-- Start of Passage shown --

Monitoring
Inference service exposes Prometheus metrics for monitoring system stats.
vLLM runtime
vLLM exposes Prometheus metrics at the /metrics endpoint. These metrics provide detailed insights into the system's performance, resource utilization, and request processing statistics. The following table lists all available metrics:
vLLM version: 0.8.2
note
vLLM V1 engine is now enabled by default. Check here for details.

-- End of Passage shown --

- **Problem to solve**
According to the monitoring page, why does the inference service expose Prometheus metrics, and what do the vLLM metrics at the /metrics endpoint give insight into? Answer in one to three sentences.

-- Start of Provided material --

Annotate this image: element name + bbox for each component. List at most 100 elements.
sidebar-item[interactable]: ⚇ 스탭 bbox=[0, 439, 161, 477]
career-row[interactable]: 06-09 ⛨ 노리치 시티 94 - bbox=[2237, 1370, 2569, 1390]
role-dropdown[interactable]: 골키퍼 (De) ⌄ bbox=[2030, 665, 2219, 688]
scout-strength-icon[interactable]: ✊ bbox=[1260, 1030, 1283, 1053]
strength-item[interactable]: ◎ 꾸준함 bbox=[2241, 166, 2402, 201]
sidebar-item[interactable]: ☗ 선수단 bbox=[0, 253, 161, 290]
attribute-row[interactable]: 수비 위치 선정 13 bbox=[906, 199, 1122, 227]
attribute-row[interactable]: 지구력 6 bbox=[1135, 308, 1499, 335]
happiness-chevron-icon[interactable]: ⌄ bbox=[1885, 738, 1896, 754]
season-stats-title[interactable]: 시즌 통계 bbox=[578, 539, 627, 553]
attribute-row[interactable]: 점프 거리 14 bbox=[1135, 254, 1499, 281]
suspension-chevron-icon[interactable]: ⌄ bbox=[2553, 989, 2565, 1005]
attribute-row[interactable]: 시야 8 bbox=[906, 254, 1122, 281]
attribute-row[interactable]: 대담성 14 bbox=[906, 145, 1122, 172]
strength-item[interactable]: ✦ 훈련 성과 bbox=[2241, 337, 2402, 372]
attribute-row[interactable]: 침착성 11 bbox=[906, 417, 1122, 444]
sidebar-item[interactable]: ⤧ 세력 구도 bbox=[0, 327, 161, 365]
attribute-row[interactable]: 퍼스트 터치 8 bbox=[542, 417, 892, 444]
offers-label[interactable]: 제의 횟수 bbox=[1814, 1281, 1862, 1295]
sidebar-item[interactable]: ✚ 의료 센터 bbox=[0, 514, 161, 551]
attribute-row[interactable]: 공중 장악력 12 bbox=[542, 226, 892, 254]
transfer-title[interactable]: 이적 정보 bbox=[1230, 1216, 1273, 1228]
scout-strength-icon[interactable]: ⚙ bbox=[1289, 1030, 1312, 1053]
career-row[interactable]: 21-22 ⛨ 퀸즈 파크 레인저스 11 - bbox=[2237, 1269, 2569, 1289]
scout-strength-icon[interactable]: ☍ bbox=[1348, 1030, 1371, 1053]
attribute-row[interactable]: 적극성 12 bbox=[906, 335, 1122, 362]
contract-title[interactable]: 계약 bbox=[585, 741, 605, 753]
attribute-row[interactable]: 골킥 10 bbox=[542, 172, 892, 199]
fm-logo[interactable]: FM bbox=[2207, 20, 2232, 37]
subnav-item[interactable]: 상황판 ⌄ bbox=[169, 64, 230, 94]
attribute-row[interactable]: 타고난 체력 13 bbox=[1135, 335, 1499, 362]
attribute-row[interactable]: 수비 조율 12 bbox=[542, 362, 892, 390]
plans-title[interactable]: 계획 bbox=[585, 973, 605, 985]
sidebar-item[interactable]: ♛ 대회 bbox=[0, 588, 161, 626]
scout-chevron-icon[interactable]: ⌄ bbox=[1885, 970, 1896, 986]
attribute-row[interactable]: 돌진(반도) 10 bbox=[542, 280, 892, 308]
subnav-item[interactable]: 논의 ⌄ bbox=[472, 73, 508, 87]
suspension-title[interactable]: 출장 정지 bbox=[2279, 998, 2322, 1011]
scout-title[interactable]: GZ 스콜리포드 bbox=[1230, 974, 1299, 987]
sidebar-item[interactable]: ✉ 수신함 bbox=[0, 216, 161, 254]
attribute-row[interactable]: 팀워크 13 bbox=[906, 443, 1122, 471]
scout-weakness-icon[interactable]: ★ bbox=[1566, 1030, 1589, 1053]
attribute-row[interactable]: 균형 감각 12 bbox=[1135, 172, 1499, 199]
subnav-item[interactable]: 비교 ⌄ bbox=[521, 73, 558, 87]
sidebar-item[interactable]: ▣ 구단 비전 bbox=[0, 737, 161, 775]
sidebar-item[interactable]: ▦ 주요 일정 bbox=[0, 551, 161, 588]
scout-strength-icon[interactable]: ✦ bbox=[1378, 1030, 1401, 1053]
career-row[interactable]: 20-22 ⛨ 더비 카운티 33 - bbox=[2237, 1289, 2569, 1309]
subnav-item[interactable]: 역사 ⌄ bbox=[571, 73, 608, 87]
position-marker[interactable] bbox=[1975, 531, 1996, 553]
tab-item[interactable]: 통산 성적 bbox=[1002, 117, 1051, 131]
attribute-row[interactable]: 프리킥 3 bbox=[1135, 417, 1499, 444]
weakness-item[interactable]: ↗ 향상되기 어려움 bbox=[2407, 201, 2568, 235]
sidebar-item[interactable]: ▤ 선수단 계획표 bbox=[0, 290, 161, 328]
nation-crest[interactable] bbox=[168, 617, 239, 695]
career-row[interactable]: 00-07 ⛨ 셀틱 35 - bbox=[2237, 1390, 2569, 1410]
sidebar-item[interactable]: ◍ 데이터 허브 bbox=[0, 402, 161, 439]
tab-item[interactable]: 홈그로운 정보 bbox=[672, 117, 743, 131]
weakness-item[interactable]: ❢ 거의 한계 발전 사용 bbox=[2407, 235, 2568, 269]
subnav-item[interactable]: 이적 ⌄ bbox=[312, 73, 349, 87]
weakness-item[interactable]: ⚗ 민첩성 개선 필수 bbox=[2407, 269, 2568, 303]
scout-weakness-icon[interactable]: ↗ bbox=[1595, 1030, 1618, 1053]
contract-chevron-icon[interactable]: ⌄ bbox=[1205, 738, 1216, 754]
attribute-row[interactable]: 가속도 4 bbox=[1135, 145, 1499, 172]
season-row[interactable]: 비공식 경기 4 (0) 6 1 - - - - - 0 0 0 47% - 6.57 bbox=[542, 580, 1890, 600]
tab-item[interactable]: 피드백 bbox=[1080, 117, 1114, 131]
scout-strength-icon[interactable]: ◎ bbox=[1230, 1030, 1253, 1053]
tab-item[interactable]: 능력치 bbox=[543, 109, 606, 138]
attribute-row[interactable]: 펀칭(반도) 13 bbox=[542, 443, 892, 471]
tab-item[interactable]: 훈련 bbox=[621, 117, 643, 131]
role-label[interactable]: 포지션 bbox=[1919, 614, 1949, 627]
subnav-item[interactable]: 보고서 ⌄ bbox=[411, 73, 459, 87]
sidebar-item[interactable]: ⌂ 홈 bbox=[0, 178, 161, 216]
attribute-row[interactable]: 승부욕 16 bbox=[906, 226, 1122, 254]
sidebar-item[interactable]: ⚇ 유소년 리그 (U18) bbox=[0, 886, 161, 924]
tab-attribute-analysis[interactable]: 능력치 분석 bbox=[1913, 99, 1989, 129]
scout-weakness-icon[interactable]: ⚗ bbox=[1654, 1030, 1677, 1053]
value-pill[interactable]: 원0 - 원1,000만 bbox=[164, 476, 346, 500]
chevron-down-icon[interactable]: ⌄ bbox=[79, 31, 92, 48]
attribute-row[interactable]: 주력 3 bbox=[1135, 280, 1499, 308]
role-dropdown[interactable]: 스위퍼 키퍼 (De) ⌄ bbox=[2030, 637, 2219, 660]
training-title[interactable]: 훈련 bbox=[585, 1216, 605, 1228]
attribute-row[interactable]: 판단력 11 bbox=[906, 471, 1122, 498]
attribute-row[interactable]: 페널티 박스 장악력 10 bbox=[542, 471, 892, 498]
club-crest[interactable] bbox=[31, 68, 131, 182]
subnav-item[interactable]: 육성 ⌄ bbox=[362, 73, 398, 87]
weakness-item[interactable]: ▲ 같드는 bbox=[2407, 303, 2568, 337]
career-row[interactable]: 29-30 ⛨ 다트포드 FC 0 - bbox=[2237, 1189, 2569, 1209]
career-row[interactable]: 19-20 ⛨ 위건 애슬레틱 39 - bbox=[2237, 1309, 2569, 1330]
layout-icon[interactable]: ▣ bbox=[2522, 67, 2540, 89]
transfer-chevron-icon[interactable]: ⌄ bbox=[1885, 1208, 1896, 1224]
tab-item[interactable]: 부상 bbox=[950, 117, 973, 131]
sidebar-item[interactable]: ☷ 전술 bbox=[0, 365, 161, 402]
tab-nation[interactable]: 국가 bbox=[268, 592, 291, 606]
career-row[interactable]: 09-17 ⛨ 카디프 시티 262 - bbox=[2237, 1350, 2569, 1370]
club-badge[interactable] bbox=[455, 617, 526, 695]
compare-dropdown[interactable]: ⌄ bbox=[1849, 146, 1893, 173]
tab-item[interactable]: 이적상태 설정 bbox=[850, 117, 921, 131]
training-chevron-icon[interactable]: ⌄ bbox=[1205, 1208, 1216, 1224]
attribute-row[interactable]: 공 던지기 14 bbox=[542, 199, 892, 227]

-- End of Provided material --

- **Result below**
The inference service exposes Prometheus metrics for monitoring system stats. The vLLM metrics at the /metrics endpoint give detailed insights into the system's performance, resource utilization, and request processing statistics.